[Figure dataset records]

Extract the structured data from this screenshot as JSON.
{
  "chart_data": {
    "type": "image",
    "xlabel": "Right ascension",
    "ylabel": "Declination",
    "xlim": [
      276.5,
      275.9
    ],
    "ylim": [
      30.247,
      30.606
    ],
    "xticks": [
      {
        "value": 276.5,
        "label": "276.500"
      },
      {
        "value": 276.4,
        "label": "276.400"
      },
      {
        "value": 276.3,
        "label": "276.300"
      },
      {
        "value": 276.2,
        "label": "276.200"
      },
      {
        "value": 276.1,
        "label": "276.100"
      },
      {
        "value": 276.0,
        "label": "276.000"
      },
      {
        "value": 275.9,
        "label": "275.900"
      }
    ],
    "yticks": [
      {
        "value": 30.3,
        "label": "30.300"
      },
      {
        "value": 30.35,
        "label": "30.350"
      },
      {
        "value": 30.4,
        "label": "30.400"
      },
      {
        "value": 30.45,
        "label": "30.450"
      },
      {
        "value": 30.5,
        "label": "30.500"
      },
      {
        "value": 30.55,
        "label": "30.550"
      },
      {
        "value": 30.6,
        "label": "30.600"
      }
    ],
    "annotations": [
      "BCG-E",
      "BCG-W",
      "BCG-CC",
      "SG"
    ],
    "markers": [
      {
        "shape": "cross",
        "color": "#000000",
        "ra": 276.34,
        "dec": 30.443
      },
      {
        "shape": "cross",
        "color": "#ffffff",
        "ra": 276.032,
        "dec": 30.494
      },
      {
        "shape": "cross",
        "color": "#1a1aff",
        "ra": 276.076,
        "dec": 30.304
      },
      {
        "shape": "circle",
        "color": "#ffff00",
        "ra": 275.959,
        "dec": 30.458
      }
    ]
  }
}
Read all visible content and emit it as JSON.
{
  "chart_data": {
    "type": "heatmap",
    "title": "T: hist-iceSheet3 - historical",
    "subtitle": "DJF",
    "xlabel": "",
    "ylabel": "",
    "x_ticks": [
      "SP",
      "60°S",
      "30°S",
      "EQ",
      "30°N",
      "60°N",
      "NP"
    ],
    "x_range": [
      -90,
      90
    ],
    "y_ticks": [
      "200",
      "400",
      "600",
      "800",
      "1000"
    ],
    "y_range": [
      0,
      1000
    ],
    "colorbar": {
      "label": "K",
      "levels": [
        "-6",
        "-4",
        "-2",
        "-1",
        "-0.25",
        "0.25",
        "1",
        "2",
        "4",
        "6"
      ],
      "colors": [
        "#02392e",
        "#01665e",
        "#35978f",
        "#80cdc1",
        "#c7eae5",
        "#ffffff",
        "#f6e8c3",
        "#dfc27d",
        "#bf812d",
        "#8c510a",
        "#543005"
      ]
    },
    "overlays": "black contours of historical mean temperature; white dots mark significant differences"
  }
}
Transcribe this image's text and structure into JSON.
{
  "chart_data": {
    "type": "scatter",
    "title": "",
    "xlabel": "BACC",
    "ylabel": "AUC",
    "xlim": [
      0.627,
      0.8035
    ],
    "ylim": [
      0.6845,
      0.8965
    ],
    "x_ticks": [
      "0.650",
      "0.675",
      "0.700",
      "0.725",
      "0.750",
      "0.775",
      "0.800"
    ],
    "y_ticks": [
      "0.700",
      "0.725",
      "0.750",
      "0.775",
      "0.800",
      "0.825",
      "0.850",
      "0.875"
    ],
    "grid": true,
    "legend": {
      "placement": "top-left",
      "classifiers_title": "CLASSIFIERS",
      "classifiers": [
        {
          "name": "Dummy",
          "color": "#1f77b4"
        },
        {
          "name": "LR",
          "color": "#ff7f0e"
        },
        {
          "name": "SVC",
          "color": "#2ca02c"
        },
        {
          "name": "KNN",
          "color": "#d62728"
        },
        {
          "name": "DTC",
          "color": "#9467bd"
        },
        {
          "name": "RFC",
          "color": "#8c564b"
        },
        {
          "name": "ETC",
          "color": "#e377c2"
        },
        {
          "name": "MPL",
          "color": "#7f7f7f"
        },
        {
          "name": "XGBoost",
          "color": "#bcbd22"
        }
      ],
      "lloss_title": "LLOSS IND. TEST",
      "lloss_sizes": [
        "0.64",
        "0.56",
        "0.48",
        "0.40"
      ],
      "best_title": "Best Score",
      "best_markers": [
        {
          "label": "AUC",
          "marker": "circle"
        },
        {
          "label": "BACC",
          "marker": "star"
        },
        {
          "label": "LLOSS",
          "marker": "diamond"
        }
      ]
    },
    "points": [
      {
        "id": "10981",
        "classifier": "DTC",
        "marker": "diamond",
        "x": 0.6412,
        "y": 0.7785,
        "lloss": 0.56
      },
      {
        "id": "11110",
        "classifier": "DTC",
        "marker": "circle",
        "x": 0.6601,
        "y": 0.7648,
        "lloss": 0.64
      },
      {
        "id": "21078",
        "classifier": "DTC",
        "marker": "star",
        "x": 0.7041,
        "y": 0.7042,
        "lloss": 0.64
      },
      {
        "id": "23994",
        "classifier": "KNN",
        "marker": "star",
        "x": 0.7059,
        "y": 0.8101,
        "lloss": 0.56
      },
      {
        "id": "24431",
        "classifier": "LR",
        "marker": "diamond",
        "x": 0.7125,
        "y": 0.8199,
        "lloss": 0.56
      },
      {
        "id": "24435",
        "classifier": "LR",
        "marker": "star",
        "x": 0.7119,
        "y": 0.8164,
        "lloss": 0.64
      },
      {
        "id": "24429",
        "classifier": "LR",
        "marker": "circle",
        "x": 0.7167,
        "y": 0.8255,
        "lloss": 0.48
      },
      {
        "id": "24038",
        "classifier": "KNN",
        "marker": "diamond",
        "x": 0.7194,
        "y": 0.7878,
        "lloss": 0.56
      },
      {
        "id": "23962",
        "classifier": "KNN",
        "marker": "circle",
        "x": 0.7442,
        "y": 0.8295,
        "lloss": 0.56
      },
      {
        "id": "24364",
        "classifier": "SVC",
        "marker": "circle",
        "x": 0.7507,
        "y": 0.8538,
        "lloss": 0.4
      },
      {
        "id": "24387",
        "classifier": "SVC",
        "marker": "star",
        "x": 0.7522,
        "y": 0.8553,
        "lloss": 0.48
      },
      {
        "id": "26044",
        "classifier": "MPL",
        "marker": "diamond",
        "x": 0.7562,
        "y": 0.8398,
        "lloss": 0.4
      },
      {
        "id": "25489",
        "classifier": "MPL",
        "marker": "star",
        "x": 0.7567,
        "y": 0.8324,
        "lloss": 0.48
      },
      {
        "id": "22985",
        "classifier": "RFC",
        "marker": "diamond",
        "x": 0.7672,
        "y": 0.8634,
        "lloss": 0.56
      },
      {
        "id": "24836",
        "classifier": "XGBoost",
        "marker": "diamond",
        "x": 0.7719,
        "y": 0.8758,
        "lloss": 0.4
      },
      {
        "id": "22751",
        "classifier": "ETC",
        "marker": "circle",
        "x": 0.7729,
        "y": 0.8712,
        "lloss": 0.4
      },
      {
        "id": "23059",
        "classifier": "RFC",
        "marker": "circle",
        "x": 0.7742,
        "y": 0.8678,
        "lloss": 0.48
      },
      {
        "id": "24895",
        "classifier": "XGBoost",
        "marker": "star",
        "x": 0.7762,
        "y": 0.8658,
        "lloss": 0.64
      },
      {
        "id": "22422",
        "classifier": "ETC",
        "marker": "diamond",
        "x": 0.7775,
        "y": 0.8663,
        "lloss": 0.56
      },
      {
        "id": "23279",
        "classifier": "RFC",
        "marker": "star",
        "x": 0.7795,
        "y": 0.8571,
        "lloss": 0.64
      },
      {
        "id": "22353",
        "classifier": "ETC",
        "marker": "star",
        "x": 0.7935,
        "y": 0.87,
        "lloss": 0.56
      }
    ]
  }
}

_Task directions_
Determine how many lines of the listing hold the word "type" and reply with that figure alone.

_Response to the task_
3